# Task prompt
Please write out the complete listing that follows, exactly as it reads.
+ + +
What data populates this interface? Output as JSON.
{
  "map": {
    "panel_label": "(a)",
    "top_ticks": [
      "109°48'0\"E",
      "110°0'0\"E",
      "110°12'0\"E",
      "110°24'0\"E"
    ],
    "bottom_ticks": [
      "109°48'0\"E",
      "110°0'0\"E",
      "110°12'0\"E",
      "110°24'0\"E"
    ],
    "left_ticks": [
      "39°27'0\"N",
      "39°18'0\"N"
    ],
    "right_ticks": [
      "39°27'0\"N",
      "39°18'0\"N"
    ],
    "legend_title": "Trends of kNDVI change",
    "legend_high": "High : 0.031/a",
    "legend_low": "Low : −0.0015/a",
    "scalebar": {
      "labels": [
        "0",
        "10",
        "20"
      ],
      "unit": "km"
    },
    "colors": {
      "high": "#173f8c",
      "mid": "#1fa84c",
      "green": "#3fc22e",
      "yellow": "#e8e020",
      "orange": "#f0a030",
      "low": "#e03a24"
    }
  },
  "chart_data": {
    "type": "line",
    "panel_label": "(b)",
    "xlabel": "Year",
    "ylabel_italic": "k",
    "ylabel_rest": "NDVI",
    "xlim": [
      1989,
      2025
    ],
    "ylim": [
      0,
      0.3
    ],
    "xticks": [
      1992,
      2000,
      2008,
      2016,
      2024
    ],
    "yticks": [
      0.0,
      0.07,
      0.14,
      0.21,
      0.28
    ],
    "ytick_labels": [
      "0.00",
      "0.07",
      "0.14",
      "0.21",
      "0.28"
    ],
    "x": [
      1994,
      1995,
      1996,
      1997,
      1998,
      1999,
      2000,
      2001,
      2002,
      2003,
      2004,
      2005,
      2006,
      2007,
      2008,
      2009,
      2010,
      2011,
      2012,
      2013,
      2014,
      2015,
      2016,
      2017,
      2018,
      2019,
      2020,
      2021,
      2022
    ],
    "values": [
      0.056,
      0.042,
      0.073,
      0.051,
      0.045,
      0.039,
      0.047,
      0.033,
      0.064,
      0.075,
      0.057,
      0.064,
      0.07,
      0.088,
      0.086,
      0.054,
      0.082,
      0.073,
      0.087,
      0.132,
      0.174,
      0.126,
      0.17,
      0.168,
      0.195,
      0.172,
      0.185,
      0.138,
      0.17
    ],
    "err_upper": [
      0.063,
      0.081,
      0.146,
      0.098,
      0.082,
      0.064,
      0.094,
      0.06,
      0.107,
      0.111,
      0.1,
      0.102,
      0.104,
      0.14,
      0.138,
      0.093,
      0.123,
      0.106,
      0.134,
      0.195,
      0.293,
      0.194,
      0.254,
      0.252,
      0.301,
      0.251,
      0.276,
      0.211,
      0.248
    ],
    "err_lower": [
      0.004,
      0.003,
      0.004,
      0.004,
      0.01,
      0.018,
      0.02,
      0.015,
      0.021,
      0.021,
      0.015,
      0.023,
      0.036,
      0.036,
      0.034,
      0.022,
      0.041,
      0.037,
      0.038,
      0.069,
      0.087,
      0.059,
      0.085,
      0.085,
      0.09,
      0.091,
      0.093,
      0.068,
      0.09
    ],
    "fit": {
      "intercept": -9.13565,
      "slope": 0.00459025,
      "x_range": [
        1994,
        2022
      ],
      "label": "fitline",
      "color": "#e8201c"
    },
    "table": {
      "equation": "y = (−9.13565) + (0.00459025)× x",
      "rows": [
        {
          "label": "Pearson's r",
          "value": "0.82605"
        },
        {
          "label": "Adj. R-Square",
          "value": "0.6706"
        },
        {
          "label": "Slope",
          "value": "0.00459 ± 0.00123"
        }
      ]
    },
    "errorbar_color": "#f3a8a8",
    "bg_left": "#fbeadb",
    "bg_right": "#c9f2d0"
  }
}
+ + +
# Task result
What data populates this interface? Output as JSON.
{
  "map": {
    "panel_label": "(a)",
    "top_ticks": [
      "109°48'0\"E",
      "110°0'0\"E",
      "110°12'0\"E",
      "110°24'0\"E"
    ],
    "bottom_ticks": [
      "109°48'0\"E",
      "110°0'0\"E",
      "110°12'0\"E",
      "110°24'0\"E"
    ],
    "left_ticks": [
      "39°27'0\"N",
      "39°18'0\"N"
    ],
    "right_ticks": [
      "39°27'0\"N",
      "39°18'0\"N"
    ],
    "legend_title": "Trends of kNDVI change",
    "legend_high": "High : 0.031/a",
    "legend_low": "Low : −0.0015/a",
    "scalebar": {
      "labels": [
        "0",
        "10",
        "20"
      ],
      "unit": "km"
    },
    "colors": {
      "high": "#173f8c",
      "mid": "#1fa84c",
      "green": "#3fc22e",
      "yellow": "#e8e020",
      "orange": "#f0a030",
      "low": "#e03a24"
    }
  },
  "chart_data": {
    "type": "line",
    "panel_label": "(b)",
    "xlabel": "Year",
    "ylabel_italic": "k",
    "ylabel_rest": "NDVI",
    "xlim": [
      1989,
      2025
    ],
    "ylim": [
      0,
      0.3
    ],
    "xticks": [
      1992,
      2000,
      2008,
      2016,
      2024
    ],
    "yticks": [
      0.0,
      0.07,
      0.14,
      0.21,
      0.28
    ],
    "ytick_labels": [
      "0.00",
      "0.07",
      "0.14",
      "0.21",
      "0.28"
    ],
    "x": [
      1994,
      1995,
      1996,
      1997,
      1998,
      1999,
      2000,
      2001,
      2002,
      2003,
      2004,
      2005,
      2006,
      2007,
      2008,
      2009,
      2010,
      2011,
      2012,
      2013,
      2014,
      2015,
      2016,
      2017,
      2018,
      2019,
      2020,
      2021,
      2022
    ],
    "values": [
      0.056,
      0.042,
      0.073,
      0.051,
      0.045,
      0.039,
      0.047,
      0.033,
      0.064,
      0.075,
      0.057,
      0.064,
      0.07,
      0.088,
      0.086,
      0.054,
      0.082,
      0.073,
      0.087,
      0.132,
      0.174,
      0.126,
      0.17,
      0.168,
      0.195,
      0.172,
      0.185,
      0.138,
      0.17
    ],
    "err_upper": [
      0.063,
      0.081,
      0.146,
      0.098,
      0.082,
      0.064,
      0.094,
      0.06,
      0.107,
      0.111,
      0.1,
      0.102,
      0.104,
      0.14,
      0.138,
      0.093,
      0.123,
      0.106,
      0.134,
      0.195,
      0.293,
      0.194,
      0.254,
      0.252,
      0.301,
      0.251,
      0.276,
      0.211,
      0.248
    ],
    "err_lower": [
      0.004,
      0.003,
      0.004,
      0.004,
      0.01,
      0.018,
      0.02,
      0.015,
      0.021,
      0.021,
      0.015,
      0.023,
      0.036,
      0.036,
      0.034,
      0.022,
      0.041,
      0.037,
      0.038,
      0.069,
      0.087,
      0.059,
      0.085,
      0.085,
      0.09,
      0.091,
      0.093,
      0.068,
      0.09
    ],
    "fit": {
      "intercept": -9.13565,
      "slope": 0.00459025,
      "x_range": [
        1994,
        2022
      ],
      "label": "fitline",
      "color": "#e8201c"
    },
    "table": {
      "equation": "y = (−9.13565) + (0.00459025)× x",
      "rows": [
        {
          "label": "Pearson's r",
          "value": "0.82605"
        },
        {
          "label": "Adj. R-Square",
          "value": "0.6706"
        },
        {
          "label": "Slope",
          "value": "0.00459 ± 0.00123"
        }
      ]
    },
    "errorbar_color": "#f3a8a8",
    "bg_left": "#fbeadb",
    "bg_right": "#c9f2d0"
  }
}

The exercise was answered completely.